• _記述課題 A_
映画評によると、『エリックを探して』の主人公は何の仕事をしているか。
• _記述課題 B_
映画評を、最後の文の後から書き進めよ。

• _原文抜粋_
((
その一方で、国際捕鯨委員会(IWC)での日本政府の暗躍
や、日本に支配され掛かっていると主張されるIWCの会議
場へ直接抗議に出かける本作の制作者たちの姿などが写し出
される。さらに売られているイルカ肉への水銀蓄積の問題な
ども指摘される。
ただまあIWCでの日本政府の多数派工作については、以前
にアメリカが反捕鯨の立場で行ったことを日本が踏襲してい
るだけなのに、そのアメリカが行ったことには口を噤んだま
まだし。最初にも書いたようにアメリカでの反イルカショウ
の動きなどがほとんど紹介されないのは、何とも恣意的な作
品にも見えてしまうところだ。
なお本作に関しては、出品の申し込みに対して当初は作品の
出来などを判断して却下されていたものだが、その後にアメ
リカなどで抗議騒動が起こり、急遽追加上映が決められたも
の。内容的には大した作品ではないが、話題性はあったのだ
ろうか。

『エリックを探して』(WORLD CINEMA部門)
2005年4月に『やさしくキスをして』などを紹介しているイ
ギリスのケン・ローチ監督による最新作。
プレミアリーグのマンチェスター・ユナイテッド(マンU)
でキングと呼ばれたサッカー選手エリック・カントナが自ら
出演し、カントナは本作の製作総指揮も務めていたようだ。
主人公はサッカーフリークの郵便配達。離婚や交通事故など
が重なって仕事にも覇気がなくなっている。しかも入院中に
彼の自宅には、前妻の連れ子たちが有象無象の仲間を引き入
れていて、何やら怪しい雰囲気にもなっている。
そんな中で、彼の仲間たちが素人セラピーを実行し、そこで
自分のカリスマがエリック・カントナであることに気づいた
主人公の前に、何とカントナ本人が現れる。そしてそのアド
ヴァイスで徐々に人生を変え始めるが…
ウッディ・アレン監督『ボギー!俺も男だ』のケン・ローチ
版とでも言えるのかな。『やさしく…』でもサッカーファン
だということは明確に判っていた監督だが、今回は選手本人
の出演も得て、華麗なゴールシーンの記録映像もふんだんに
取り込んだ作品になっている。
))
• _提供資料_
((
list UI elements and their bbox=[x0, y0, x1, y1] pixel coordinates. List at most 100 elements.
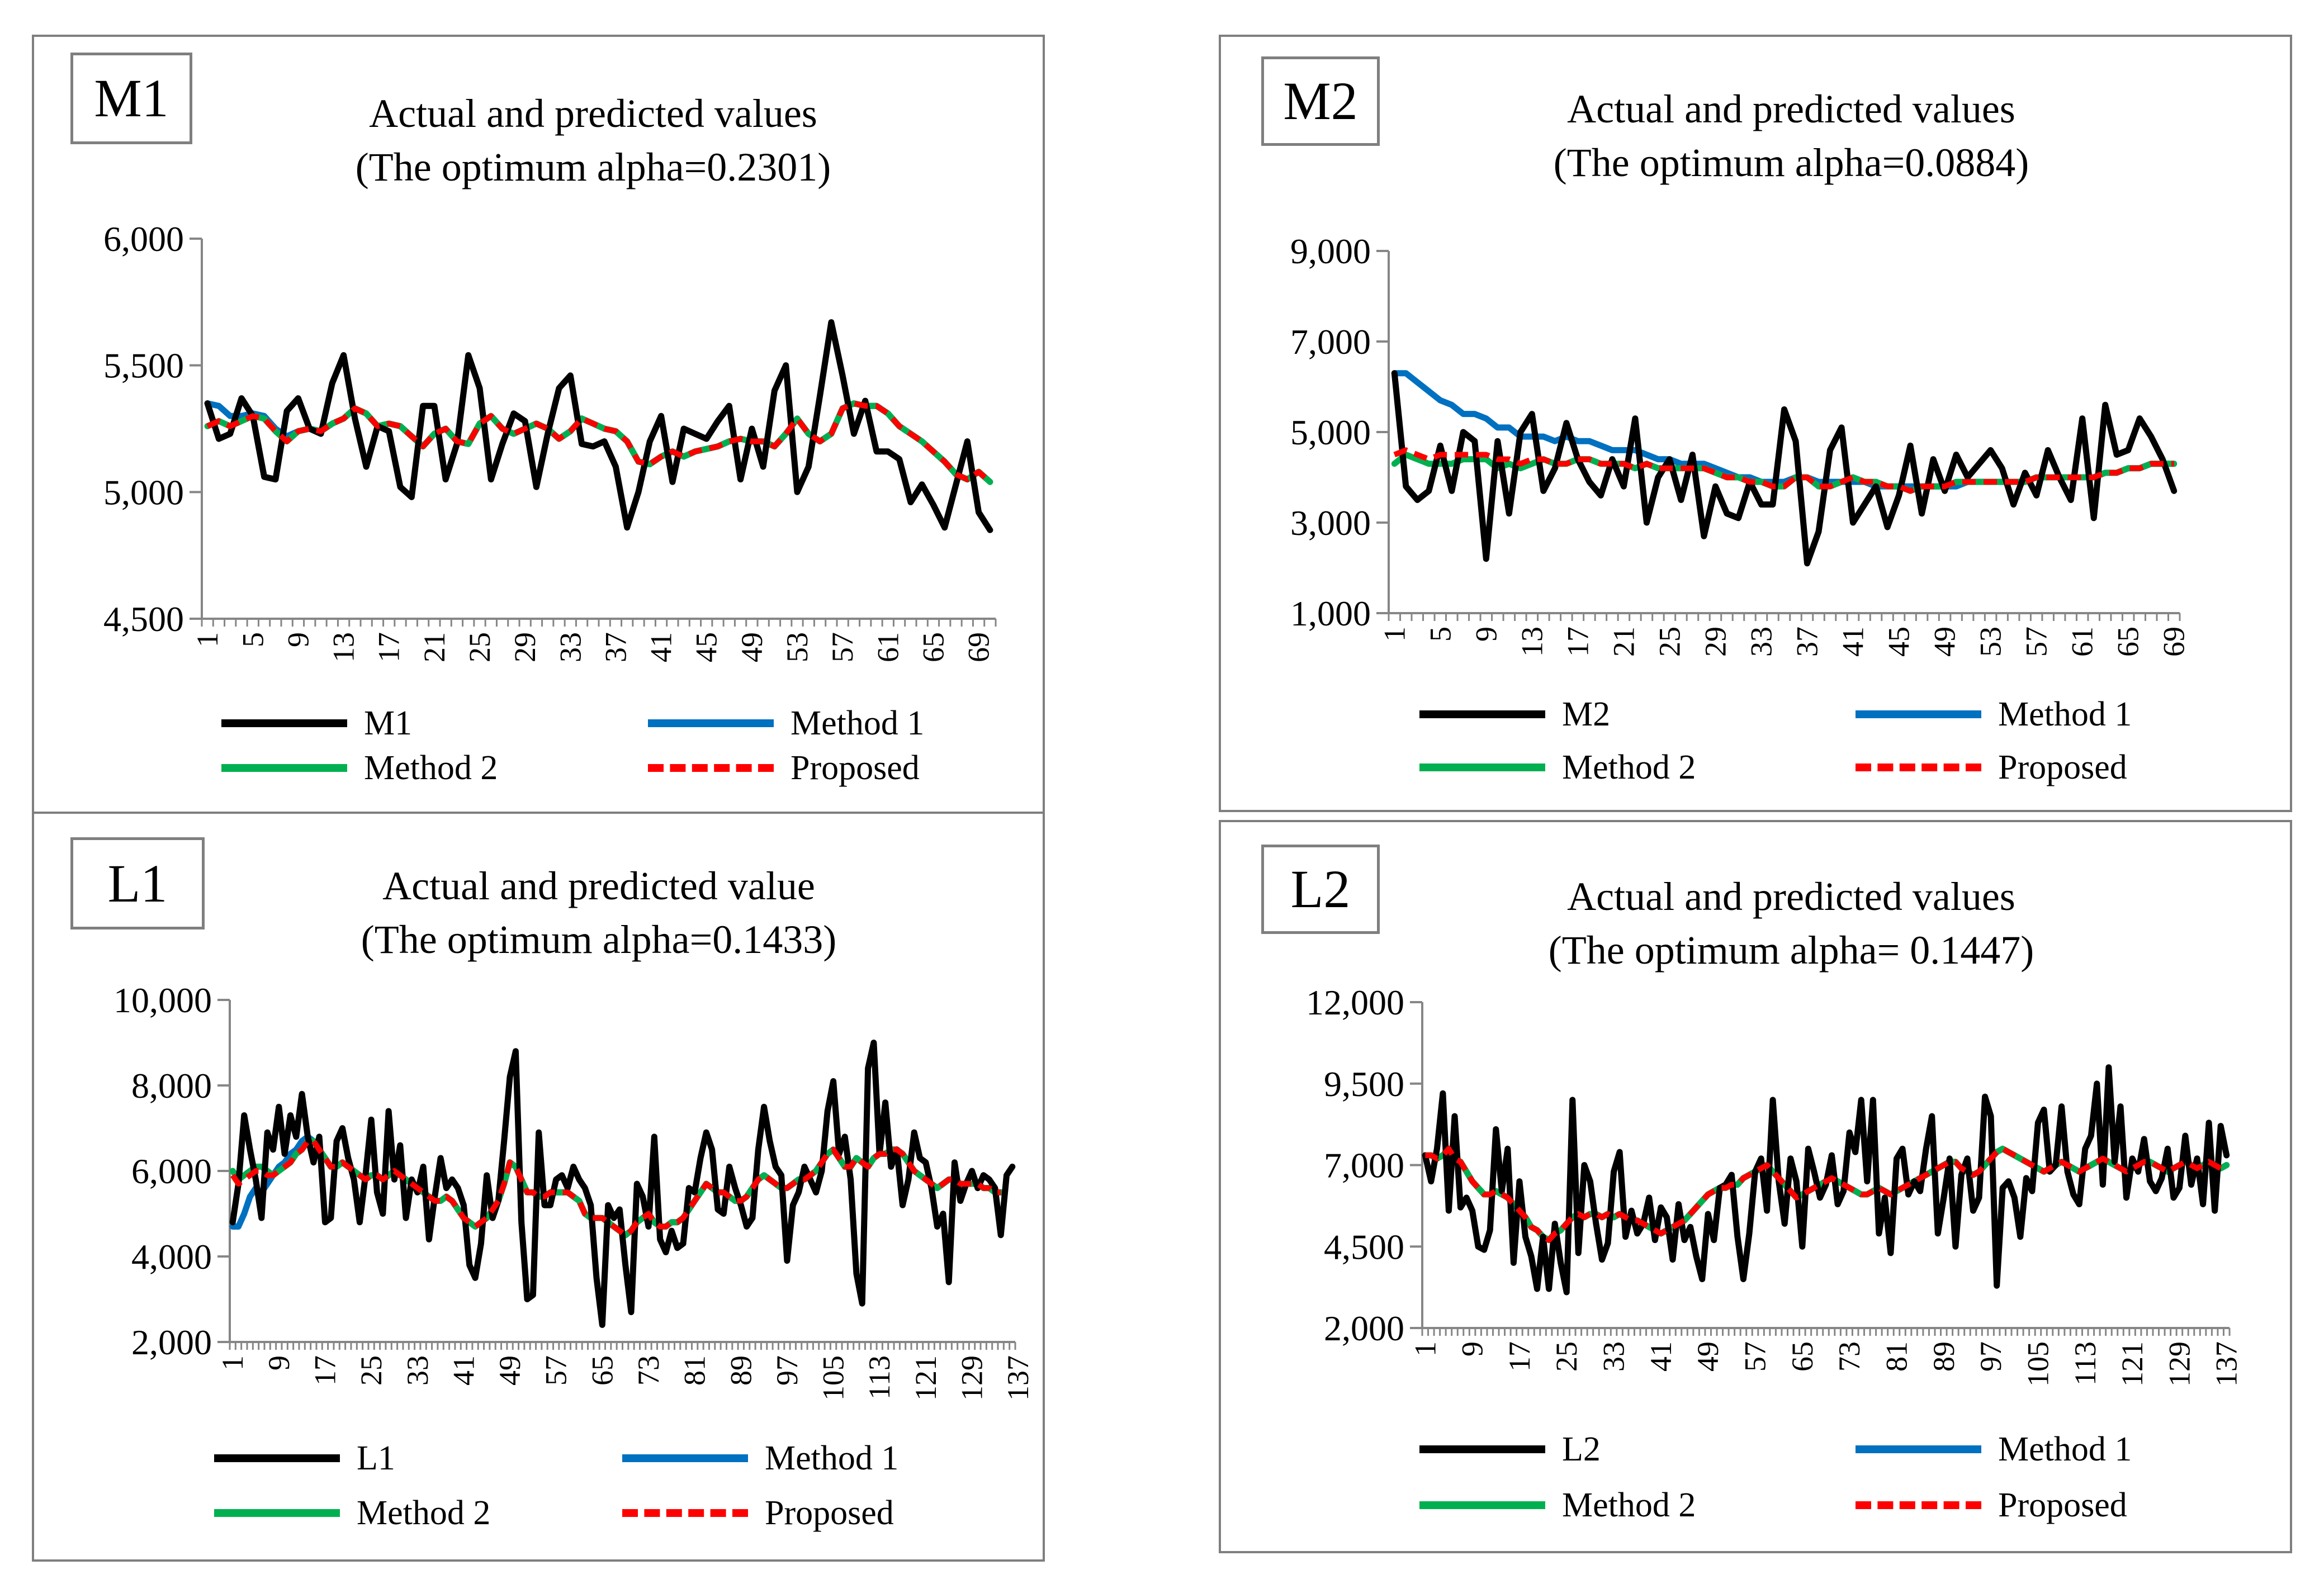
))
• _記述解答 A_
郵便配達。

• _記述解答 B_
とは言え、深刻なイギリス社会の状況は、本作でも如実に描
かれているものではあるのだが…
元々サッカーチームのサポーターでもある自分としては、華
麗なカントナのプレーに酔い痴れることの出来る作品でもあ
るし、カントナが折々に放つ含蓄のある言葉には、一々頷い
てしまう作品でもあった。
でもまあ、それがサッカーが文化として根付いていない日本
では中々理解されないところもあるのだが、そこはサッカー
ファンでなくても理解できる夫婦や家族の問題もしっかりと
描かれているから、そういう面からでもアピールして欲しい
作品だ。
そしてカントナの華麗なプレーの連続に、映画の観客がサッ
カーも観たくなってくれると嬉しいものだが。

『麦田』(アジアの風部門)
2003年に中井貴一が主演した『天地英雄』などを手掛けてい
る中国の監督ハー・ピンによる新作。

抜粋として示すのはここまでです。